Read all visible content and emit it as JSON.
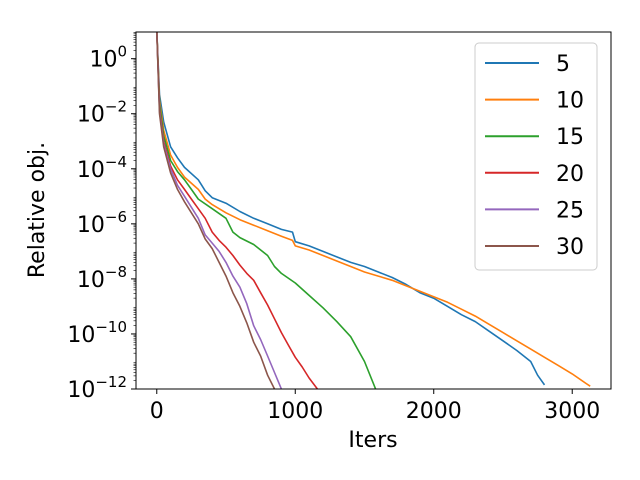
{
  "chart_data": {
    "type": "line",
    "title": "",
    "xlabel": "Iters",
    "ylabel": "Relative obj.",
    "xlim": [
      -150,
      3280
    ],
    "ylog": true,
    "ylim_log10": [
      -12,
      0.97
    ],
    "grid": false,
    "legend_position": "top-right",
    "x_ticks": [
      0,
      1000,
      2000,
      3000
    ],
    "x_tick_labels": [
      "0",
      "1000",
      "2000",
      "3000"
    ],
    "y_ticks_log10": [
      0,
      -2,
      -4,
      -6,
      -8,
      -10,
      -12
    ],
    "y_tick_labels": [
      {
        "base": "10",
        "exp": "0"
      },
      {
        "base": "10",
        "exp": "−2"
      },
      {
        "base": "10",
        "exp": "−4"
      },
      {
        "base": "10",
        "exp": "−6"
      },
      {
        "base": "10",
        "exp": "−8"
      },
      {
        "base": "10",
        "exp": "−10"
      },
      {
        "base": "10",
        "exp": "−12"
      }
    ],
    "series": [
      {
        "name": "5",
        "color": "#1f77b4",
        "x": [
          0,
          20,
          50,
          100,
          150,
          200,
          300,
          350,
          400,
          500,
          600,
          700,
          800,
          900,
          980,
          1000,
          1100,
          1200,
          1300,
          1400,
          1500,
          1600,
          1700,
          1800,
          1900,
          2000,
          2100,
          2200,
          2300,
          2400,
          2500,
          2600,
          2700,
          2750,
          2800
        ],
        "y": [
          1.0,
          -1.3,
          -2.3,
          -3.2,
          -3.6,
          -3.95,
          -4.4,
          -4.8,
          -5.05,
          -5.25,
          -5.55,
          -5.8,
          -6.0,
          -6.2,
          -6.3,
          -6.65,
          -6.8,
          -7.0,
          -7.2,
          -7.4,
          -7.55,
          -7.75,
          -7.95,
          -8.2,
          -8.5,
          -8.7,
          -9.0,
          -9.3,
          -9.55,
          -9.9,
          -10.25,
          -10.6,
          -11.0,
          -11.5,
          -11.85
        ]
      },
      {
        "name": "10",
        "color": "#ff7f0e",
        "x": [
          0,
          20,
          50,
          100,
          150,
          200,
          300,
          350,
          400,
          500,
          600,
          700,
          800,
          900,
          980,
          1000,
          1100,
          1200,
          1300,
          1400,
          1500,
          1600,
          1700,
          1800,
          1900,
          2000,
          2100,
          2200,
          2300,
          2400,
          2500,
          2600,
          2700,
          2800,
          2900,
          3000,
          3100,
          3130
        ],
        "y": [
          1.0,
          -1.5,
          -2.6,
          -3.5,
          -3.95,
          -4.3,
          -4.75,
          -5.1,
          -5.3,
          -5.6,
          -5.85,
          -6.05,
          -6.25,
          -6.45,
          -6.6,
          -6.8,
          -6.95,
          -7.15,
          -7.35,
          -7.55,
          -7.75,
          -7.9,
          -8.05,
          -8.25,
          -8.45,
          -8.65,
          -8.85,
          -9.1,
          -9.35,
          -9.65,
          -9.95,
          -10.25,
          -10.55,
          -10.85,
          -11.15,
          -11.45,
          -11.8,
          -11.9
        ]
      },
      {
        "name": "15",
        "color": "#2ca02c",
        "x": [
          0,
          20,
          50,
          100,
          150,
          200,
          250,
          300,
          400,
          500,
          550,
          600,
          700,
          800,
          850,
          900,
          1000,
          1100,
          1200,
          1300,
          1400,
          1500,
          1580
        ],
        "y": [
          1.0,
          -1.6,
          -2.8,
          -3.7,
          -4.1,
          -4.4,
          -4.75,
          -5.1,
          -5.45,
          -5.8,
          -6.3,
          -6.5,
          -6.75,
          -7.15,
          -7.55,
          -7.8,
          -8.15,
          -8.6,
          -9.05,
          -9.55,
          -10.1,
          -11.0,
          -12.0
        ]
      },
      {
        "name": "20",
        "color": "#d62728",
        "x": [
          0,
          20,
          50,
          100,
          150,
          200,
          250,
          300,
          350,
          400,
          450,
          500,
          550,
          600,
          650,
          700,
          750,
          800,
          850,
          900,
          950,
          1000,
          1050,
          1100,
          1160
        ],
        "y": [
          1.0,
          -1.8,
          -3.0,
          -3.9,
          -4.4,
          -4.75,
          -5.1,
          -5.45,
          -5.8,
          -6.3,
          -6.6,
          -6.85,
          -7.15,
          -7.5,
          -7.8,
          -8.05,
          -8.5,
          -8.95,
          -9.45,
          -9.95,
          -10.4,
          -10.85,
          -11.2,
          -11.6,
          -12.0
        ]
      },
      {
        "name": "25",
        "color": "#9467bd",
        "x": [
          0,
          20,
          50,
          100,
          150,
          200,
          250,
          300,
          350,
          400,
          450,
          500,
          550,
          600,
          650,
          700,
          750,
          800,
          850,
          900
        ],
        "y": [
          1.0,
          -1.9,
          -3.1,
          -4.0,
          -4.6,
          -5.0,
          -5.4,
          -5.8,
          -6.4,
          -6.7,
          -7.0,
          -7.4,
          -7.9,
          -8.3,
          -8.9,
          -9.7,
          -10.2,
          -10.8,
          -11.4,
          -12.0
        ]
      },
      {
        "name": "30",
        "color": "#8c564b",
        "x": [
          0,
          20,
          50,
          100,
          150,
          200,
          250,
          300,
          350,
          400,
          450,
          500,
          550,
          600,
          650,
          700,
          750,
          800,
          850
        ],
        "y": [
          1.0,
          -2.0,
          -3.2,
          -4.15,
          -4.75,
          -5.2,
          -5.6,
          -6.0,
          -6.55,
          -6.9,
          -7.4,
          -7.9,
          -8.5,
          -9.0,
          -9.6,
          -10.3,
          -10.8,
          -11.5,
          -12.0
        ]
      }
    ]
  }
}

■ REQUIRED TASK:
Each record must be quoted in full and exactly. Do not include the pictures.

■ OUTPUT FOR THIS EXERCISE:
Read all visible content and emit it as JSON.
{
  "chart_data": {
    "type": "line",
    "title": "",
    "xlabel": "Iters",
    "ylabel": "Relative obj.",
    "xlim": [
      -150,
      3280
    ],
    "ylog": true,
    "ylim_log10": [
      -12,
      0.97
    ],
    "grid": false,
    "legend_position": "top-right",
    "x_ticks": [
      0,
      1000,
      2000,
      3000
    ],
    "x_tick_labels": [
      "0",
      "1000",
      "2000",
      "3000"
    ],
    "y_ticks_log10": [
      0,
      -2,
      -4,
      -6,
      -8,
      -10,
      -12
    ],
    "y_tick_labels": [
      {
        "base": "10",
        "exp": "0"
      },
      {
        "base": "10",
        "exp": "−2"
      },
      {
        "base": "10",
        "exp": "−4"
      },
      {
        "base": "10",
        "exp": "−6"
      },
      {
        "base": "10",
        "exp": "−8"
      },
      {
        "base": "10",
        "exp": "−10"
      },
      {
        "base": "10",
        "exp": "−12"
      }
    ],
    "series": [
      {
        "name": "5",
        "color": "#1f77b4",
        "x": [
          0,
          20,
          50,
          100,
          150,
          200,
          300,
          350,
          400,
          500,
          600,
          700,
          800,
          900,
          980,
          1000,
          1100,
          1200,
          1300,
          1400,
          1500,
          1600,
          1700,
          1800,
          1900,
          2000,
          2100,
          2200,
          2300,
          2400,
          2500,
          2600,
          2700,
          2750,
          2800
        ],
        "y": [
          1.0,
          -1.3,
          -2.3,
          -3.2,
          -3.6,
          -3.95,
          -4.4,
          -4.8,
          -5.05,
          -5.25,
          -5.55,
          -5.8,
          -6.0,
          -6.2,
          -6.3,
          -6.65,
          -6.8,
          -7.0,
          -7.2,
          -7.4,
          -7.55,
          -7.75,
          -7.95,
          -8.2,
          -8.5,
          -8.7,
          -9.0,
          -9.3,
          -9.55,
          -9.9,
          -10.25,
          -10.6,
          -11.0,
          -11.5,
          -11.85
        ]
      },
      {
        "name": "10",
        "color": "#ff7f0e",
        "x": [
          0,
          20,
          50,
          100,
          150,
          200,
          300,
          350,
          400,
          500,
          600,
          700,
          800,
          900,
          980,
          1000,
          1100,
          1200,
          1300,
          1400,
          1500,
          1600,
          1700,
          1800,
          1900,
          2000,
          2100,
          2200,
          2300,
          2400,
          2500,
          2600,
          2700,
          2800,
          2900,
          3000,
          3100,
          3130
        ],
        "y": [
          1.0,
          -1.5,
          -2.6,
          -3.5,
          -3.95,
          -4.3,
          -4.75,
          -5.1,
          -5.3,
          -5.6,
          -5.85,
          -6.05,
          -6.25,
          -6.45,
          -6.6,
          -6.8,
          -6.95,
          -7.15,
          -7.35,
          -7.55,
          -7.75,
          -7.9,
          -8.05,
          -8.25,
          -8.45,
          -8.65,
          -8.85,
          -9.1,
          -9.35,
          -9.65,
          -9.95,
          -10.25,
          -10.55,
          -10.85,
          -11.15,
          -11.45,
          -11.8,
          -11.9
        ]
      },
      {
        "name": "15",
        "color": "#2ca02c",
        "x": [
          0,
          20,
          50,
          100,
          150,
          200,
          250,
          300,
          400,
          500,
          550,
          600,
          700,
          800,
          850,
          900,
          1000,
          1100,
          1200,
          1300,
          1400,
          1500,
          1580
        ],
        "y": [
          1.0,
          -1.6,
          -2.8,
          -3.7,
          -4.1,
          -4.4,
          -4.75,
          -5.1,
          -5.45,
          -5.8,
          -6.3,
          -6.5,
          -6.75,
          -7.15,
          -7.55,
          -7.8,
          -8.15,
          -8.6,
          -9.05,
          -9.55,
          -10.1,
          -11.0,
          -12.0
        ]
      },
      {
        "name": "20",
        "color": "#d62728",
        "x": [
          0,
          20,
          50,
          100,
          150,
          200,
          250,
          300,
          350,
          400,
          450,
          500,
          550,
          600,
          650,
          700,
          750,
          800,
          850,
          900,
          950,
          1000,
          1050,
          1100,
          1160
        ],
        "y": [
          1.0,
          -1.8,
          -3.0,
          -3.9,
          -4.4,
          -4.75,
          -5.1,
          -5.45,
          -5.8,
          -6.3,
          -6.6,
          -6.85,
          -7.15,
          -7.5,
          -7.8,
          -8.05,
          -8.5,
          -8.95,
          -9.45,
          -9.95,
          -10.4,
          -10.85,
          -11.2,
          -11.6,
          -12.0
        ]
      },
      {
        "name": "25",
        "color": "#9467bd",
        "x": [
          0,
          20,
          50,
          100,
          150,
          200,
          250,
          300,
          350,
          400,
          450,
          500,
          550,
          600,
          650,
          700,
          750,
          800,
          850,
          900
        ],
        "y": [
          1.0,
          -1.9,
          -3.1,
          -4.0,
          -4.6,
          -5.0,
          -5.4,
          -5.8,
          -6.4,
          -6.7,
          -7.0,
          -7.4,
          -7.9,
          -8.3,
          -8.9,
          -9.7,
          -10.2,
          -10.8,
          -11.4,
          -12.0
        ]
      },
      {
        "name": "30",
        "color": "#8c564b",
        "x": [
          0,
          20,
          50,
          100,
          150,
          200,
          250,
          300,
          350,
          400,
          450,
          500,
          550,
          600,
          650,
          700,
          750,
          800,
          850
        ],
        "y": [
          1.0,
          -2.0,
          -3.2,
          -4.15,
          -4.75,
          -5.2,
          -5.6,
          -6.0,
          -6.55,
          -6.9,
          -7.4,
          -7.9,
          -8.5,
          -9.0,
          -9.6,
          -10.3,
          -10.8,
          -11.5,
          -12.0
        ]
      }
    ]
  }
}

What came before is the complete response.